◆ Records from a dataset ◆
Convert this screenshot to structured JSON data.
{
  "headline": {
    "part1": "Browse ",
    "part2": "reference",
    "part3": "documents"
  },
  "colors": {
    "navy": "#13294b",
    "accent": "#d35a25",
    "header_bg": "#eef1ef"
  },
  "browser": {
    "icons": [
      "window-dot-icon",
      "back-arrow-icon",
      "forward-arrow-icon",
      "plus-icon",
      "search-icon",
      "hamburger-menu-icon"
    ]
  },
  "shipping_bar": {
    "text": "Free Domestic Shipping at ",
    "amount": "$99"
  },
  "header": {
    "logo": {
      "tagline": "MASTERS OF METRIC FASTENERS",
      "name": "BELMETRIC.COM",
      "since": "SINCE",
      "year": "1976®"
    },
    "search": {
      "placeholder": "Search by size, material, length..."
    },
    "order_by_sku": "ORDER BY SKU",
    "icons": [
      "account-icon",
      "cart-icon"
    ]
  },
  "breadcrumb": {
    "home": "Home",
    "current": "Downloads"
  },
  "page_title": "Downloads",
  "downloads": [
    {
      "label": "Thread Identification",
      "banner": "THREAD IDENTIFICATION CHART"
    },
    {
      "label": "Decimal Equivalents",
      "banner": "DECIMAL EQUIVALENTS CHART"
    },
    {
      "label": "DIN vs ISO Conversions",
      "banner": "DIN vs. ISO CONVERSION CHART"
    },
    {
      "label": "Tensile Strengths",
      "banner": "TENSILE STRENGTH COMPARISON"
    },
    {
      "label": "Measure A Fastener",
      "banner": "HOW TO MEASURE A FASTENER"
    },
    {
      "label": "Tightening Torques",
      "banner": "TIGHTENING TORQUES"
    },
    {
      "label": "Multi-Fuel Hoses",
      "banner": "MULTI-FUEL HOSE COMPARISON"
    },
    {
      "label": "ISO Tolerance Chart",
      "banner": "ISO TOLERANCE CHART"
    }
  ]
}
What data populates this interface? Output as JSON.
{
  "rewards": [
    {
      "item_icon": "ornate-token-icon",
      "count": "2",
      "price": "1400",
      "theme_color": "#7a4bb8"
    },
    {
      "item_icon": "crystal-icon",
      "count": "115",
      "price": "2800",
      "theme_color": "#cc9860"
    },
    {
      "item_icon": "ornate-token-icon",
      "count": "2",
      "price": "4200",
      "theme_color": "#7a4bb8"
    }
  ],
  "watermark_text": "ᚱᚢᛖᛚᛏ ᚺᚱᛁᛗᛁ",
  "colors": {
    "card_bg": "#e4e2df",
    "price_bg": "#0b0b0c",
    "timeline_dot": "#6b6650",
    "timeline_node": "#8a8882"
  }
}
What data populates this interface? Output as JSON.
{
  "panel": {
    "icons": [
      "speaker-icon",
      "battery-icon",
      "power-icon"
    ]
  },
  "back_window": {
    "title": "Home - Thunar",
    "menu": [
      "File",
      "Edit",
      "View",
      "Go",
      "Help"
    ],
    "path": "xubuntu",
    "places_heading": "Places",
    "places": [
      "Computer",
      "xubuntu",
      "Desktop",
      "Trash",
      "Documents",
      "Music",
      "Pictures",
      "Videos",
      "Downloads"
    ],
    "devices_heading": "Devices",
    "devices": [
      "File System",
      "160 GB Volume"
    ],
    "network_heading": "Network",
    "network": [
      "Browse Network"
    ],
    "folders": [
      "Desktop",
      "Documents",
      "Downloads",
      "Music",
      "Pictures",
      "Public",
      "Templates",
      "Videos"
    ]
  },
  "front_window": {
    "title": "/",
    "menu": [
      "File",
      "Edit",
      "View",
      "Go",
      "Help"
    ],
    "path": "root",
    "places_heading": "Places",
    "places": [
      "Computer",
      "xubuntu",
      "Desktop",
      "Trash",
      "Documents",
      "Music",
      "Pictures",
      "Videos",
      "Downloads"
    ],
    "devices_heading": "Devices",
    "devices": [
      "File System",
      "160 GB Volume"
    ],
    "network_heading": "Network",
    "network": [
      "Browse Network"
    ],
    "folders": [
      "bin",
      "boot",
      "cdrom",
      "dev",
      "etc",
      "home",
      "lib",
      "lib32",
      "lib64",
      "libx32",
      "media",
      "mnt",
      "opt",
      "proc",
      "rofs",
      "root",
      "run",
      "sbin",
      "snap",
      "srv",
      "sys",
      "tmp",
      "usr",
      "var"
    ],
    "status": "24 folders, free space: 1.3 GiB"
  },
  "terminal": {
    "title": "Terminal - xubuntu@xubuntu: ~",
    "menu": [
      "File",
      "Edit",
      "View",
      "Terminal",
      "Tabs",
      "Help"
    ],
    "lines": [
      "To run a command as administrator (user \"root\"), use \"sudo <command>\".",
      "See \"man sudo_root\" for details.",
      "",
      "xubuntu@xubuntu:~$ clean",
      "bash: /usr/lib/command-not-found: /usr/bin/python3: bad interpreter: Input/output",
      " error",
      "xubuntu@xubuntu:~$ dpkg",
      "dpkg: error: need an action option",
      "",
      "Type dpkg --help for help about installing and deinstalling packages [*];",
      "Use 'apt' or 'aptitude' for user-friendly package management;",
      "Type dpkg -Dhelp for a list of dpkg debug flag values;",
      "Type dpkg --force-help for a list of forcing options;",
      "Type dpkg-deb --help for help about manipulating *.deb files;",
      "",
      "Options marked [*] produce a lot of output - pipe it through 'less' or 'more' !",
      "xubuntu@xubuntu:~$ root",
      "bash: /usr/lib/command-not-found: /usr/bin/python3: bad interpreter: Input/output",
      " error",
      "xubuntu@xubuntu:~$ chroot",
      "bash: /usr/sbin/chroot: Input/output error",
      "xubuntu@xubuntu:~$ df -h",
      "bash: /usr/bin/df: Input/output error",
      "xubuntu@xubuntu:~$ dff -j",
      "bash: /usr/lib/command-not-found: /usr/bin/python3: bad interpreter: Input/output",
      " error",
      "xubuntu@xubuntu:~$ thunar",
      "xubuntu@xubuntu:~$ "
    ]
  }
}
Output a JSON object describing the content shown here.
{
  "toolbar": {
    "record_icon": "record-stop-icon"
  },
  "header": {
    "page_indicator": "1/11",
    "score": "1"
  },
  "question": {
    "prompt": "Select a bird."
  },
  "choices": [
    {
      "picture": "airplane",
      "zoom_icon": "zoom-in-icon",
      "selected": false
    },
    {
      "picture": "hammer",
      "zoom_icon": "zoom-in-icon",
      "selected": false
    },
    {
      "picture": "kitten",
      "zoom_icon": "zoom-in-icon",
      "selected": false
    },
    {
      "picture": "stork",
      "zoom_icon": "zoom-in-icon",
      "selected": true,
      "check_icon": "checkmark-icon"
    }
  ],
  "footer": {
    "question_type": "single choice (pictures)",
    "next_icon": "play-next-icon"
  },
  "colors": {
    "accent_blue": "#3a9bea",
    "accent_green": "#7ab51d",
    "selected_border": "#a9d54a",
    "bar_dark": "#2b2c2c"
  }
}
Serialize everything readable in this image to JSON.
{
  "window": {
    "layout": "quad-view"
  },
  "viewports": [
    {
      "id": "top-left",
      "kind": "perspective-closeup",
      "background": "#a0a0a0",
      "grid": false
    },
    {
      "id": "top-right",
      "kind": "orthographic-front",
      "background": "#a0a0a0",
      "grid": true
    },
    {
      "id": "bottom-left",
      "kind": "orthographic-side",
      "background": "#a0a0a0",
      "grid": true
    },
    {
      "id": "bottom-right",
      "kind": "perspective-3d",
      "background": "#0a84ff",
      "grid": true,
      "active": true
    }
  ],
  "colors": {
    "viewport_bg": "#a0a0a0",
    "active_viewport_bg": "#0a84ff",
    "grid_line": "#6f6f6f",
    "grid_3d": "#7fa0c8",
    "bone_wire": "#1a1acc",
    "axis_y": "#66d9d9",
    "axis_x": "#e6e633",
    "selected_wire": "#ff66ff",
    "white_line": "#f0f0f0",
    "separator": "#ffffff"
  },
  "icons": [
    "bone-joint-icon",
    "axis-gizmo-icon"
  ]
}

◆ EXERCISE ◆
Out of the material above, gather each line where "dpkg" appears.

◆ OUTPUT OF THE EXERCISE ◆
      "xubuntu@xubuntu:~$ dpkg",
      "dpkg: error: need an action option",
      "Type dpkg --help for help about installing and deinstalling packages [*];",
      "Type dpkg -Dhelp for a list of dpkg debug flag values;",
      "Type dpkg --force-help for a list of forcing options;",
      "Type dpkg-deb --help for help about manipulating *.deb files;",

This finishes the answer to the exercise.